**Task description**.
Write out every entry exactly as it appears.

(Items from a figure collection)

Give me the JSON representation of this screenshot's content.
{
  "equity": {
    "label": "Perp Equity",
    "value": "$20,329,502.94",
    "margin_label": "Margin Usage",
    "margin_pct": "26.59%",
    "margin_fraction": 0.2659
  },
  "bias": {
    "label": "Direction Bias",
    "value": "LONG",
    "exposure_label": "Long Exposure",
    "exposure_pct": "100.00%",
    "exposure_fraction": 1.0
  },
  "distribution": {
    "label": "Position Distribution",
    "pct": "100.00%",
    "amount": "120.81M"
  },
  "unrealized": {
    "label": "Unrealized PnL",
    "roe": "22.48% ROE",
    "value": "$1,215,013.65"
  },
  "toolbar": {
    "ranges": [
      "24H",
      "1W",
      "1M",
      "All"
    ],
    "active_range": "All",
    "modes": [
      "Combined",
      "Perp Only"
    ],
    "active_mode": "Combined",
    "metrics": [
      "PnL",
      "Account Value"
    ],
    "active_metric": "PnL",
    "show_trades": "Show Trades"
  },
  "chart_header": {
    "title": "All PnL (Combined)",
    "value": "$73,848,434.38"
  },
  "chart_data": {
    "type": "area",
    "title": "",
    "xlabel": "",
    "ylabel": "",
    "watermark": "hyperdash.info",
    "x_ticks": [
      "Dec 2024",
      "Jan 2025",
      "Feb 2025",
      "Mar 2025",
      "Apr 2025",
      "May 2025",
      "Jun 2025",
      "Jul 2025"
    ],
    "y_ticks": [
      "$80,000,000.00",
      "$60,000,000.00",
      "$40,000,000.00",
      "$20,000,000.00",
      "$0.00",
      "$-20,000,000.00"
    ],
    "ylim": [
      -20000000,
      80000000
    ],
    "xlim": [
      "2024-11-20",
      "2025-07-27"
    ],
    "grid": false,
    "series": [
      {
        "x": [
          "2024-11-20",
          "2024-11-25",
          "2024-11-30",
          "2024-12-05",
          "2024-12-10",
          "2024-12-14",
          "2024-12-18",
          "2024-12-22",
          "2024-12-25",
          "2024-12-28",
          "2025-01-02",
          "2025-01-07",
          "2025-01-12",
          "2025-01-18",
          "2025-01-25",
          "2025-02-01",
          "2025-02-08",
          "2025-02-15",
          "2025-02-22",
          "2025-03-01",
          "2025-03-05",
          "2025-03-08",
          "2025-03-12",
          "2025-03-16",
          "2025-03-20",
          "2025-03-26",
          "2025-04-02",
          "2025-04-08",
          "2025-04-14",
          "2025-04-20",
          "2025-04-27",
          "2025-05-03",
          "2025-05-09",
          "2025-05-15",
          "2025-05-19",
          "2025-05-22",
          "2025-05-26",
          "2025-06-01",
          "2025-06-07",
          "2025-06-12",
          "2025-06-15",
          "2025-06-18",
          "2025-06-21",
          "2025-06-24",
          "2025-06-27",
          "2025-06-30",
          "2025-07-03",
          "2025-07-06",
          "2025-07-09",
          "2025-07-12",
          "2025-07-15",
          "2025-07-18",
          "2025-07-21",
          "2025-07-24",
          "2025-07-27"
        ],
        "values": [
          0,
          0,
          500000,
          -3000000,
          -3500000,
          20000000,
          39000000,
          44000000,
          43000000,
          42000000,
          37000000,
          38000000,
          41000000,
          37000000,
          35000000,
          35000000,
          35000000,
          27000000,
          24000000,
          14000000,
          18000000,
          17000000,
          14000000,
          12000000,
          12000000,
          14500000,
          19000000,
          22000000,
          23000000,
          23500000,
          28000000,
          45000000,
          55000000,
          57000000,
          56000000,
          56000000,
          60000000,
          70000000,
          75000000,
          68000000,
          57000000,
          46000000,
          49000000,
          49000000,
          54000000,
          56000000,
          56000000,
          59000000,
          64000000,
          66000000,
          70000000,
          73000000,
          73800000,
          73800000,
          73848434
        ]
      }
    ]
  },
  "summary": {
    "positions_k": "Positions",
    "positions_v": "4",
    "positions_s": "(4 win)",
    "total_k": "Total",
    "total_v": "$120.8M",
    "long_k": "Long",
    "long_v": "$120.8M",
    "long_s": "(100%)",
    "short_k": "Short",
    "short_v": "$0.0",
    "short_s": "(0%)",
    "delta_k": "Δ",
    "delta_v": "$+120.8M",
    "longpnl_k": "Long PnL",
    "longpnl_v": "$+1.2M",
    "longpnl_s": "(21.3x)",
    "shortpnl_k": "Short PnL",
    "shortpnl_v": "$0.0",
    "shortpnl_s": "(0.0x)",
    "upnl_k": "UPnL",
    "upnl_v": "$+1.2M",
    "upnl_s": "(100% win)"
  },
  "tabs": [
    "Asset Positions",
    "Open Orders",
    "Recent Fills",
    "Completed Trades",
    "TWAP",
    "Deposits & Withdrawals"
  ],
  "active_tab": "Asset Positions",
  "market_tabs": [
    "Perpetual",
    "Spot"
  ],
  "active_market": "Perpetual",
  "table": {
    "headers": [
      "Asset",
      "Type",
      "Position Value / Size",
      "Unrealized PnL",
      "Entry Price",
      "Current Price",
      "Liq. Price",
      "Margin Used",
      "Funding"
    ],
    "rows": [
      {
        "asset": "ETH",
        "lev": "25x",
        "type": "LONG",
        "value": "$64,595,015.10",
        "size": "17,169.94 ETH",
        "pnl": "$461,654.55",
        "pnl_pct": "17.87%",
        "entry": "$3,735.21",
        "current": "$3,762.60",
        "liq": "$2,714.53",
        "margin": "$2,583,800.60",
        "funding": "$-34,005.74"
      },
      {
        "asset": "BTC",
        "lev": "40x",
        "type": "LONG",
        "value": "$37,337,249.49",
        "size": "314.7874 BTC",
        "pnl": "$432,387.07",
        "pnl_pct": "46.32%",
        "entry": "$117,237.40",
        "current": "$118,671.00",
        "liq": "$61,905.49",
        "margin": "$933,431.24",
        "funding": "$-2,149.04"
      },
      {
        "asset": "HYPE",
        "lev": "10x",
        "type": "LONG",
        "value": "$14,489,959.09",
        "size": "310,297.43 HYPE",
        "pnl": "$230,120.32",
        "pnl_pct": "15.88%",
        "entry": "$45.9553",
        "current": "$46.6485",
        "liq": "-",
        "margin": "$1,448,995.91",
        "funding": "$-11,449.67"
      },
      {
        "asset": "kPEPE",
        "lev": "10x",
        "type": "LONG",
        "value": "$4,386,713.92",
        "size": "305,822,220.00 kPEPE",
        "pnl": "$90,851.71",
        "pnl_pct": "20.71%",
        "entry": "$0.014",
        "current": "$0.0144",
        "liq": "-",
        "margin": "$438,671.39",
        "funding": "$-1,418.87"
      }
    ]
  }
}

**Result of this task**.
Give me the JSON representation of this screenshot's content.
{
  "equity": {
    "label": "Perp Equity",
    "value": "$20,329,502.94",
    "margin_label": "Margin Usage",
    "margin_pct": "26.59%",
    "margin_fraction": 0.2659
  },
  "bias": {
    "label": "Direction Bias",
    "value": "LONG",
    "exposure_label": "Long Exposure",
    "exposure_pct": "100.00%",
    "exposure_fraction": 1.0
  },
  "distribution": {
    "label": "Position Distribution",
    "pct": "100.00%",
    "amount": "120.81M"
  },
  "unrealized": {
    "label": "Unrealized PnL",
    "roe": "22.48% ROE",
    "value": "$1,215,013.65"
  },
  "toolbar": {
    "ranges": [
      "24H",
      "1W",
      "1M",
      "All"
    ],
    "active_range": "All",
    "modes": [
      "Combined",
      "Perp Only"
    ],
    "active_mode": "Combined",
    "metrics": [
      "PnL",
      "Account Value"
    ],
    "active_metric": "PnL",
    "show_trades": "Show Trades"
  },
  "chart_header": {
    "title": "All PnL (Combined)",
    "value": "$73,848,434.38"
  },
  "chart_data": {
    "type": "area",
    "title": "",
    "xlabel": "",
    "ylabel": "",
    "watermark": "hyperdash.info",
    "x_ticks": [
      "Dec 2024",
      "Jan 2025",
      "Feb 2025",
      "Mar 2025",
      "Apr 2025",
      "May 2025",
      "Jun 2025",
      "Jul 2025"
    ],
    "y_ticks": [
      "$80,000,000.00",
      "$60,000,000.00",
      "$40,000,000.00",
      "$20,000,000.00",
      "$0.00",
      "$-20,000,000.00"
    ],
    "ylim": [
      -20000000,
      80000000
    ],
    "xlim": [
      "2024-11-20",
      "2025-07-27"
    ],
    "grid": false,
    "series": [
      {
        "x": [
          "2024-11-20",
          "2024-11-25",
          "2024-11-30",
          "2024-12-05",
          "2024-12-10",
          "2024-12-14",
          "2024-12-18",
          "2024-12-22",
          "2024-12-25",
          "2024-12-28",
          "2025-01-02",
          "2025-01-07",
          "2025-01-12",
          "2025-01-18",
          "2025-01-25",
          "2025-02-01",
          "2025-02-08",
          "2025-02-15",
          "2025-02-22",
          "2025-03-01",
          "2025-03-05",
          "2025-03-08",
          "2025-03-12",
          "2025-03-16",
          "2025-03-20",
          "2025-03-26",
          "2025-04-02",
          "2025-04-08",
          "2025-04-14",
          "2025-04-20",
          "2025-04-27",
          "2025-05-03",
          "2025-05-09",
          "2025-05-15",
          "2025-05-19",
          "2025-05-22",
          "2025-05-26",
          "2025-06-01",
          "2025-06-07",
          "2025-06-12",
          "2025-06-15",
          "2025-06-18",
          "2025-06-21",
          "2025-06-24",
          "2025-06-27",
          "2025-06-30",
          "2025-07-03",
          "2025-07-06",
          "2025-07-09",
          "2025-07-12",
          "2025-07-15",
          "2025-07-18",
          "2025-07-21",
          "2025-07-24",
          "2025-07-27"
        ],
        "values": [
          0,
          0,
          500000,
          -3000000,
          -3500000,
          20000000,
          39000000,
          44000000,
          43000000,
          42000000,
          37000000,
          38000000,
          41000000,
          37000000,
          35000000,
          35000000,
          35000000,
          27000000,
          24000000,
          14000000,
          18000000,
          17000000,
          14000000,
          12000000,
          12000000,
          14500000,
          19000000,
          22000000,
          23000000,
          23500000,
          28000000,
          45000000,
          55000000,
          57000000,
          56000000,
          56000000,
          60000000,
          70000000,
          75000000,
          68000000,
          57000000,
          46000000,
          49000000,
          49000000,
          54000000,
          56000000,
          56000000,
          59000000,
          64000000,
          66000000,
          70000000,
          73000000,
          73800000,
          73800000,
          73848434
        ]
      }
    ]
  },
  "summary": {
    "positions_k": "Positions",
    "positions_v": "4",
    "positions_s": "(4 win)",
    "total_k": "Total",
    "total_v": "$120.8M",
    "long_k": "Long",
    "long_v": "$120.8M",
    "long_s": "(100%)",
    "short_k": "Short",
    "short_v": "$0.0",
    "short_s": "(0%)",
    "delta_k": "Δ",
    "delta_v": "$+120.8M",
    "longpnl_k": "Long PnL",
    "longpnl_v": "$+1.2M",
    "longpnl_s": "(21.3x)",
    "shortpnl_k": "Short PnL",
    "shortpnl_v": "$0.0",
    "shortpnl_s": "(0.0x)",
    "upnl_k": "UPnL",
    "upnl_v": "$+1.2M",
    "upnl_s": "(100% win)"
  },
  "tabs": [
    "Asset Positions",
    "Open Orders",
    "Recent Fills",
    "Completed Trades",
    "TWAP",
    "Deposits & Withdrawals"
  ],
  "active_tab": "Asset Positions",
  "market_tabs": [
    "Perpetual",
    "Spot"
  ],
  "active_market": "Perpetual",
  "table": {
    "headers": [
      "Asset",
      "Type",
      "Position Value / Size",
      "Unrealized PnL",
      "Entry Price",
      "Current Price",
      "Liq. Price",
      "Margin Used",
      "Funding"
    ],
    "rows": [
      {
        "asset": "ETH",
        "lev": "25x",
        "type": "LONG",
        "value": "$64,595,015.10",
        "size": "17,169.94 ETH",
        "pnl": "$461,654.55",
        "pnl_pct": "17.87%",
        "entry": "$3,735.21",
        "current": "$3,762.60",
        "liq": "$2,714.53",
        "margin": "$2,583,800.60",
        "funding": "$-34,005.74"
      },
      {
        "asset": "BTC",
        "lev": "40x",
        "type": "LONG",
        "value": "$37,337,249.49",
        "size": "314.7874 BTC",
        "pnl": "$432,387.07",
        "pnl_pct": "46.32%",
        "entry": "$117,237.40",
        "current": "$118,671.00",
        "liq": "$61,905.49",
        "margin": "$933,431.24",
        "funding": "$-2,149.04"
      },
      {
        "asset": "HYPE",
        "lev": "10x",
        "type": "LONG",
        "value": "$14,489,959.09",
        "size": "310,297.43 HYPE",
        "pnl": "$230,120.32",
        "pnl_pct": "15.88%",
        "entry": "$45.9553",
        "current": "$46.6485",
        "liq": "-",
        "margin": "$1,448,995.91",
        "funding": "$-11,449.67"
      },
      {
        "asset": "kPEPE",
        "lev": "10x",
        "type": "LONG",
        "value": "$4,386,713.92",
        "size": "305,822,220.00 kPEPE",
        "pnl": "$90,851.71",
        "pnl_pct": "20.71%",
        "entry": "$0.014",
        "current": "$0.0144",
        "liq": "-",
        "margin": "$438,671.39",
        "funding": "$-1,418.87"
      }
    ]
  }
}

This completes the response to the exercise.